**Saved data entries:**
====================

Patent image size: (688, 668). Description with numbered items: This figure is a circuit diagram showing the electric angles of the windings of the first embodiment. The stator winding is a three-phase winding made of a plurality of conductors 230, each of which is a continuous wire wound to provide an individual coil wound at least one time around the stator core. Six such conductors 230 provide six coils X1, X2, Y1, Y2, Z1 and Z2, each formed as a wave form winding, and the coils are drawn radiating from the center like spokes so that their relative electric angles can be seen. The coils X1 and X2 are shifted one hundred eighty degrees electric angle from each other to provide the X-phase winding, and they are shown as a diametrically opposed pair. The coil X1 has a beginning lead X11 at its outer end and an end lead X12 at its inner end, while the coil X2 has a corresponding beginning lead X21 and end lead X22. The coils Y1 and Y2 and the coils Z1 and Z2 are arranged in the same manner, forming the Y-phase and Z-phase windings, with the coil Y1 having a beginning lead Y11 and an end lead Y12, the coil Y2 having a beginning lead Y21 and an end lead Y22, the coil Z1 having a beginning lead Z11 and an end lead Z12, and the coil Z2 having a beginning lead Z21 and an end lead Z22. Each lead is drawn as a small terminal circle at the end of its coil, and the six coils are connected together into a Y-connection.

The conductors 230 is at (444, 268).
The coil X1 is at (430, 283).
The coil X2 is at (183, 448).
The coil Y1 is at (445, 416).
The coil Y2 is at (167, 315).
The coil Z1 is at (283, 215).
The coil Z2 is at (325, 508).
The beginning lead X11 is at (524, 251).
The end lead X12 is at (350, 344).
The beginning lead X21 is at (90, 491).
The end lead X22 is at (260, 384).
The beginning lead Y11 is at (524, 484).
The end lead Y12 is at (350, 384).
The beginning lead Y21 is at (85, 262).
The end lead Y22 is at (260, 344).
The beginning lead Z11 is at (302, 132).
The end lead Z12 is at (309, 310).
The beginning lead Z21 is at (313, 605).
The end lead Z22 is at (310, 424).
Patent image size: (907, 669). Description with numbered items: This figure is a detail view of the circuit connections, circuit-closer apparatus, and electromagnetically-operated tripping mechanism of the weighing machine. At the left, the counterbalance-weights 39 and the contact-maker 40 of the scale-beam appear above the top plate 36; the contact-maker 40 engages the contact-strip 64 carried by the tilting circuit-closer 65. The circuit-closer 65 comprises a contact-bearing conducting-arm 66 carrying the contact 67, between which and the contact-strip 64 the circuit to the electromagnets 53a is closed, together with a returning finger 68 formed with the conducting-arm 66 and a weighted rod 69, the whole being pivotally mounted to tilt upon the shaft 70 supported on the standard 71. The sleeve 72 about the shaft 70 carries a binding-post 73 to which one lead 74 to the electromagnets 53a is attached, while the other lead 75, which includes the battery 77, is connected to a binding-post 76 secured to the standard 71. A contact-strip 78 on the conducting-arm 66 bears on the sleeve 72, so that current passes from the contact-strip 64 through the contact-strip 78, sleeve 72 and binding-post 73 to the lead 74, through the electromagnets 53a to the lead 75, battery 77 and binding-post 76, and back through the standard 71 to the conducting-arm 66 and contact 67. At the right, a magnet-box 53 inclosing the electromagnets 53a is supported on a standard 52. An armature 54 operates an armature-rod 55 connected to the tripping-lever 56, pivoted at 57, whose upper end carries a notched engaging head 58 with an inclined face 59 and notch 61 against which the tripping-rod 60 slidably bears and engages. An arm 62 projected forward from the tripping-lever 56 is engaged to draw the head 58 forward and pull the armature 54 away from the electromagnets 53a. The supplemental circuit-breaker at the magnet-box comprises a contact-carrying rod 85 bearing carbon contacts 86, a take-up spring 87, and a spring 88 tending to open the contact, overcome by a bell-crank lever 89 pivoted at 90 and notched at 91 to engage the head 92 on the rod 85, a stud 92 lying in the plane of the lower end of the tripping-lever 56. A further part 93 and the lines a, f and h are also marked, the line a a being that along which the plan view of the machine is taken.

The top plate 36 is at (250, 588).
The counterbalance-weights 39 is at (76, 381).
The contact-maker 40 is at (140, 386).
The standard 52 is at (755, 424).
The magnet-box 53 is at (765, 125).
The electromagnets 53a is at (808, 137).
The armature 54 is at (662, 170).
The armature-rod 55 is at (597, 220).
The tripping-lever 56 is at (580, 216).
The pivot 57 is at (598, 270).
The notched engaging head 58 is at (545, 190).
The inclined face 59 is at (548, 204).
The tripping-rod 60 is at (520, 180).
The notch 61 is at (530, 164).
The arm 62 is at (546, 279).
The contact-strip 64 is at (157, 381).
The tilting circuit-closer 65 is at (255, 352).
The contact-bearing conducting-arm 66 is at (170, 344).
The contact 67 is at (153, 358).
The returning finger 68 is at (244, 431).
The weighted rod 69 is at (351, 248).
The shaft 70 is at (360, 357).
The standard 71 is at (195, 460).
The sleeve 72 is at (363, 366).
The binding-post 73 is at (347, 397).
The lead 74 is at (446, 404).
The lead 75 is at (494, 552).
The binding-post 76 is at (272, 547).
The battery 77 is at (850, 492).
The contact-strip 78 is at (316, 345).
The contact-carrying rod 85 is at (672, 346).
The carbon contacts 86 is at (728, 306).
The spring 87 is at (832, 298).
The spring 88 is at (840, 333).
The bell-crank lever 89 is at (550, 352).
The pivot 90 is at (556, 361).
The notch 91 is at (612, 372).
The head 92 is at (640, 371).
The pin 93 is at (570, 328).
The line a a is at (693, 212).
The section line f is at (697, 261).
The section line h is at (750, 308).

====================

**Problem to work on:**
Reproduce each line of the records above word for word, with no omissions.

**Solution to the problem:**
Patent image size: (688, 668). Description with numbered items: This figure is a circuit diagram showing the electric angles of the windings of the first embodiment. The stator winding is a three-phase winding made of a plurality of conductors 230, each of which is a continuous wire wound to provide an individual coil wound at least one time around the stator core. Six such conductors 230 provide six coils X1, X2, Y1, Y2, Z1 and Z2, each formed as a wave form winding, and the coils are drawn radiating from the center like spokes so that their relative electric angles can be seen. The coils X1 and X2 are shifted one hundred eighty degrees electric angle from each other to provide the X-phase winding, and they are shown as a diametrically opposed pair. The coil X1 has a beginning lead X11 at its outer end and an end lead X12 at its inner end, while the coil X2 has a corresponding beginning lead X21 and end lead X22. The coils Y1 and Y2 and the coils Z1 and Z2 are arranged in the same manner, forming the Y-phase and Z-phase windings, with the coil Y1 having a beginning lead Y11 and an end lead Y12, the coil Y2 having a beginning lead Y21 and an end lead Y22, the coil Z1 having a beginning lead Z11 and an end lead Z12, and the coil Z2 having a beginning lead Z21 and an end lead Z22. Each lead is drawn as a small terminal circle at the end of its coil, and the six coils are connected together into a Y-connection.

The conductors 230 is at (444, 268).
The coil X1 is at (430, 283).
The coil X2 is at (183, 448).
The coil Y1 is at (445, 416).
The coil Y2 is at (167, 315).
The coil Z1 is at (283, 215).
The coil Z2 is at (325, 508).
The beginning lead X11 is at (524, 251).
The end lead X12 is at (350, 344).
The beginning lead X21 is at (90, 491).
The end lead X22 is at (260, 384).
The beginning lead Y11 is at (524, 484).
The end lead Y12 is at (350, 384).
The beginning lead Y21 is at (85, 262).
The end lead Y22 is at (260, 344).
The beginning lead Z11 is at (302, 132).
The end lead Z12 is at (309, 310).
The beginning lead Z21 is at (313, 605).
The end lead Z22 is at (310, 424).
Patent image size: (907, 669). Description with numbered items: This figure is a detail view of the circuit connections, circuit-closer apparatus, and electromagnetically-operated tripping mechanism of the weighing machine. At the left, the counterbalance-weights 39 and the contact-maker 40 of the scale-beam appear above the top plate 36; the contact-maker 40 engages the contact-strip 64 carried by the tilting circuit-closer 65. The circuit-closer 65 comprises a contact-bearing conducting-arm 66 carrying the contact 67, between which and the contact-strip 64 the circuit to the electromagnets 53a is closed, together with a returning finger 68 formed with the conducting-arm 66 and a weighted rod 69, the whole being pivotally mounted to tilt upon the shaft 70 supported on the standard 71. The sleeve 72 about the shaft 70 carries a binding-post 73 to which one lead 74 to the electromagnets 53a is attached, while the other lead 75, which includes the battery 77, is connected to a binding-post 76 secured to the standard 71. A contact-strip 78 on the conducting-arm 66 bears on the sleeve 72, so that current passes from the contact-strip 64 through the contact-strip 78, sleeve 72 and binding-post 73 to the lead 74, through the electromagnets 53a to the lead 75, battery 77 and binding-post 76, and back through the standard 71 to the conducting-arm 66 and contact 67. At the right, a magnet-box 53 inclosing the electromagnets 53a is supported on a standard 52. An armature 54 operates an armature-rod 55 connected to the tripping-lever 56, pivoted at 57, whose upper end carries a notched engaging head 58 with an inclined face 59 and notch 61 against which the tripping-rod 60 slidably bears and engages. An arm 62 projected forward from the tripping-lever 56 is engaged to draw the head 58 forward and pull the armature 54 away from the electromagnets 53a. The supplemental circuit-breaker at the magnet-box comprises a contact-carrying rod 85 bearing carbon contacts 86, a take-up spring 87, and a spring 88 tending to open the contact, overcome by a bell-crank lever 89 pivoted at 90 and notched at 91 to engage the head 92 on the rod 85, a stud 92 lying in the plane of the lower end of the tripping-lever 56. A further part 93 and the lines a, f and h are also marked, the line a a being that along which the plan view of the machine is taken.

The top plate 36 is at (250, 588).
The counterbalance-weights 39 is at (76, 381).
The contact-maker 40 is at (140, 386).
The standard 52 is at (755, 424).
The magnet-box 53 is at (765, 125).
The electromagnets 53a is at (808, 137).
The armature 54 is at (662, 170).
The armature-rod 55 is at (597, 220).
The tripping-lever 56 is at (580, 216).
The pivot 57 is at (598, 270).
The notched engaging head 58 is at (545, 190).
The inclined face 59 is at (548, 204).
The tripping-rod 60 is at (520, 180).
The notch 61 is at (530, 164).
The arm 62 is at (546, 279).
The contact-strip 64 is at (157, 381).
The tilting circuit-closer 65 is at (255, 352).
The contact-bearing conducting-arm 66 is at (170, 344).
The contact 67 is at (153, 358).
The returning finger 68 is at (244, 431).
The weighted rod 69 is at (351, 248).
The shaft 70 is at (360, 357).
The standard 71 is at (195, 460).
The sleeve 72 is at (363, 366).
The binding-post 73 is at (347, 397).
The lead 74 is at (446, 404).
The lead 75 is at (494, 552).
The binding-post 76 is at (272, 547).
The battery 77 is at (850, 492).
The contact-strip 78 is at (316, 345).
The contact-carrying rod 85 is at (672, 346).
The carbon contacts 86 is at (728, 306).
The spring 87 is at (832, 298).
The spring 88 is at (840, 333).
The bell-crank lever 89 is at (550, 352).
The pivot 90 is at (556, 361).
The notch 91 is at (612, 372).
The head 92 is at (640, 371).
The pin 93 is at (570, 328).
The line a a is at (693, 212).
The section line f is at (697, 261).
The section line h is at (750, 308).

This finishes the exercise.